* REQUIREMENT *
Reproduce the entire text on lipophilicity word for word.

* TEXT *
Towards better understanding of lipophilicity: assessment of in silico and chromatographic logP measures for pharmaceutically important compounds by nonparametric rankings

Lipophilicity is one of the most frequently used physicochemical properties that affects compound solubility, determines its passive transport through biological membranes, influences biodistribution, metabolism and pharmacokinetics. We compared, ranked and grouped chromatographic lipophilicity indices and computationally estimated logP-s by sensitive and robust non-parametric approaches: sum of ranking differences (SRD) and generalized pairwise correlation method (GPCM). Chromatographic indices of fourteen neurotoxins and twenty one 1,2,4-triazole compounds have been derived from typical reversed-phase thin-layer chromatography and micellar chromatography. They were compared with in silico estimated logP-s. Under typical reversed-phase conditions, octadecyl-, octyl-, and cyanopropyl-modified silica have clear advantage over ethyl-, aminopropyl-, and diol-modified beds, i.e., the preferable choice of the stationary phase follows this order: octadecyl>octyl>cyanopropyl>ethyl>octadecylwettable>aminopropyl>diol. Many of these indices outperform the majority of computationally estimated logP-s. Clear distinction can be made based on cross-validation and statistical tests. Oppositely, micellar chromatography may not be successfully used for the lipophilicity assessment, since retention parameters obtained from the typical reversed-phase conditions outperform the parameters obtained by micellar chromatography. Both ranking approaches, SRD and GPCM, although based on different background, provide highly similar variable ordering and grouping leading to the same, above mentioned conclusions. However, GPCM results in more degeneracy, i.e., in some cases it cannot distinguish the lipophilicity parameters whereas SRD and its cross-validated version can. On the other hand GPCM produces a more characteristic grouping. Both methods can be successfully used for selection of the most and least appropriate lipophilicity measures.

* Recorded data *
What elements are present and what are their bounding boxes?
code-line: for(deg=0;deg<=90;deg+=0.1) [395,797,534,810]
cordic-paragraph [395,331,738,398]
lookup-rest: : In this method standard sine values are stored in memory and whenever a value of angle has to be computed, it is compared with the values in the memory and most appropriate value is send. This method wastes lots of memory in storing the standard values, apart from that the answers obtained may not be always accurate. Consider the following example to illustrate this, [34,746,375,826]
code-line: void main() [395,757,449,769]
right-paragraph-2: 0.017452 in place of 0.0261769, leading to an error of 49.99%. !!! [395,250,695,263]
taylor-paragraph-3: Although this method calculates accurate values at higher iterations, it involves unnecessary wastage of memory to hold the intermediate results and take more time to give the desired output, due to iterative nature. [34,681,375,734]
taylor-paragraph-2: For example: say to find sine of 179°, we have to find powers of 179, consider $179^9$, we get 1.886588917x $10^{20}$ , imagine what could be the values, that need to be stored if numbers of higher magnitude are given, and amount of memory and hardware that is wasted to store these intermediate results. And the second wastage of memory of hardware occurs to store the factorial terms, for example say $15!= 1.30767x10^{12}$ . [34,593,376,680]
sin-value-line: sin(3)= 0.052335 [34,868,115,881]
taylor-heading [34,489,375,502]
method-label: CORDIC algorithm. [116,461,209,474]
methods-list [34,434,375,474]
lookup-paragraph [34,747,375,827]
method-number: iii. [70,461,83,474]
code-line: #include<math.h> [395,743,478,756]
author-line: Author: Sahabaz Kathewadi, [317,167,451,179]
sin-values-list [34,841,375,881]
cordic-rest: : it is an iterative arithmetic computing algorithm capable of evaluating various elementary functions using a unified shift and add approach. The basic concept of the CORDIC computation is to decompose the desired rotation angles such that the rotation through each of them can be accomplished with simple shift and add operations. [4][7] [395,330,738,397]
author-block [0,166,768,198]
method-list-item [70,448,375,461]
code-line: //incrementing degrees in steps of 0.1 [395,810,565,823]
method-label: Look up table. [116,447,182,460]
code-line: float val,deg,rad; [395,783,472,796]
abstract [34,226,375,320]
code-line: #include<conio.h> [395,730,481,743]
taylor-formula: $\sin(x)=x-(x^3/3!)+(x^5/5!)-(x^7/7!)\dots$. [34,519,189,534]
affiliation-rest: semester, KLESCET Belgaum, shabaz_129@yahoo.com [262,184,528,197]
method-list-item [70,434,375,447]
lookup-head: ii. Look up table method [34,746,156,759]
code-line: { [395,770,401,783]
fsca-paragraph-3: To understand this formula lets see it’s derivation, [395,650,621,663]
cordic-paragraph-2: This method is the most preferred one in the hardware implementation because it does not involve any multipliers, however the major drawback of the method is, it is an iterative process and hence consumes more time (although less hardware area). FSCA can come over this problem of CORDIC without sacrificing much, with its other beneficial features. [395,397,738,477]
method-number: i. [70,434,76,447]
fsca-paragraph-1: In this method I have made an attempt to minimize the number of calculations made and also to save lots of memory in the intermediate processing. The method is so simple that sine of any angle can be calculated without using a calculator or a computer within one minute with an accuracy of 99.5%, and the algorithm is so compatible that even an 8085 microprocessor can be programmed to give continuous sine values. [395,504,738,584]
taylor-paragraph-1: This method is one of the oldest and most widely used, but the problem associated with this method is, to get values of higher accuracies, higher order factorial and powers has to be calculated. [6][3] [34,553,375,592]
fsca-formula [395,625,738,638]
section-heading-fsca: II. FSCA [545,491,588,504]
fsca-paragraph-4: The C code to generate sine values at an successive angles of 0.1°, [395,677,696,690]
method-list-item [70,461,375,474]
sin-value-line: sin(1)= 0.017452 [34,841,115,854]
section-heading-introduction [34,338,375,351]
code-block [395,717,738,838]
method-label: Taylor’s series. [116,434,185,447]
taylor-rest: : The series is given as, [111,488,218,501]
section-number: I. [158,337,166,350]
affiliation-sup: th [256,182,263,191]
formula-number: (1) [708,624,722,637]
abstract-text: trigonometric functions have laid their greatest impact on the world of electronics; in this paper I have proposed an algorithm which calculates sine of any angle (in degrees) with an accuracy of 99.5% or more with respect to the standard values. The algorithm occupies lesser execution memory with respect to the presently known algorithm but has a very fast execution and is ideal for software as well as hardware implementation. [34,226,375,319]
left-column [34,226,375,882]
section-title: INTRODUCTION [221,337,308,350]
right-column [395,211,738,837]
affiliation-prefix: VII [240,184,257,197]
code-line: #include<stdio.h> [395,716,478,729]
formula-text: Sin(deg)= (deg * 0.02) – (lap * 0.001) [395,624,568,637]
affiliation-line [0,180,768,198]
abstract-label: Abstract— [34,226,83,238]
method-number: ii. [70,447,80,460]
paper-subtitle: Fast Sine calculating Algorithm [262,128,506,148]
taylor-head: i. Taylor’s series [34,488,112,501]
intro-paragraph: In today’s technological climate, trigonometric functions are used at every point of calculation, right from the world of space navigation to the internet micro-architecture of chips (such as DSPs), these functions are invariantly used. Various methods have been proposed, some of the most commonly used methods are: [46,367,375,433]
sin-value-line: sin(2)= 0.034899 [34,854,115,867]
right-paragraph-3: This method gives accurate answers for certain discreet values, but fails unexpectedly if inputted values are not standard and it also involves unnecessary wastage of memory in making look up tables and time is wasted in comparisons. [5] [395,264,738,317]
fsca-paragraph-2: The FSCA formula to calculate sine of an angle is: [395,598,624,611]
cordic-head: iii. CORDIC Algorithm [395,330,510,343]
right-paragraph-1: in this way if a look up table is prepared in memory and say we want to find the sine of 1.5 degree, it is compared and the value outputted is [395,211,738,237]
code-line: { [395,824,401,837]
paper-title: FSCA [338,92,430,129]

* RESPONSE BELOW *
Towards better understanding of lipophilicity: assessment of in silico and chromatographic logP measures for pharmaceutically important compounds by nonparametric rankings

Lipophilicity is one of the most frequently used physicochemical properties that affects compound solubility, determines its passive transport through biological membranes, influences biodistribution, metabolism and pharmacokinetics. We compared, ranked and grouped chromatographic lipophilicity indices and computationally estimated logP-s by sensitive and robust non-parametric approaches: sum of ranking differences (SRD) and generalized pairwise correlation method (GPCM). Chromatographic indices of fourteen neurotoxins and twenty one 1,2,4-triazole compounds have been derived from typical reversed-phase thin-layer chromatography and micellar chromatography. They were compared with in silico estimated logP-s. Under typical reversed-phase conditions, octadecyl-, octyl-, and cyanopropyl-modified silica have clear advantage over ethyl-, aminopropyl-, and diol-modified beds, i.e., the preferable choice of the stationary phase follows this order: octadecyl>octyl>cyanopropyl>ethyl>octadecylwettable>aminopropyl>diol. Many of these indices outperform the majority of computationally estimated logP-s. Clear distinction can be made based on cross-validation and statistical tests. Oppositely, micellar chromatography may not be successfully used for the lipophilicity assessment, since retention parameters obtained from the typical reversed-phase conditions outperform the parameters obtained by micellar chromatography. Both ranking approaches, SRD and GPCM, although based on different background, provide highly similar variable ordering and grouping leading to the same, above mentioned conclusions. However, GPCM results in more degeneracy, i.e., in some cases it cannot distinguish the lipophilicity parameters whereas SRD and its cross-validated version can. On the other hand GPCM produces a more characteristic grouping. Both methods can be successfully used for selection of the most and least appropriate lipophilicity measures.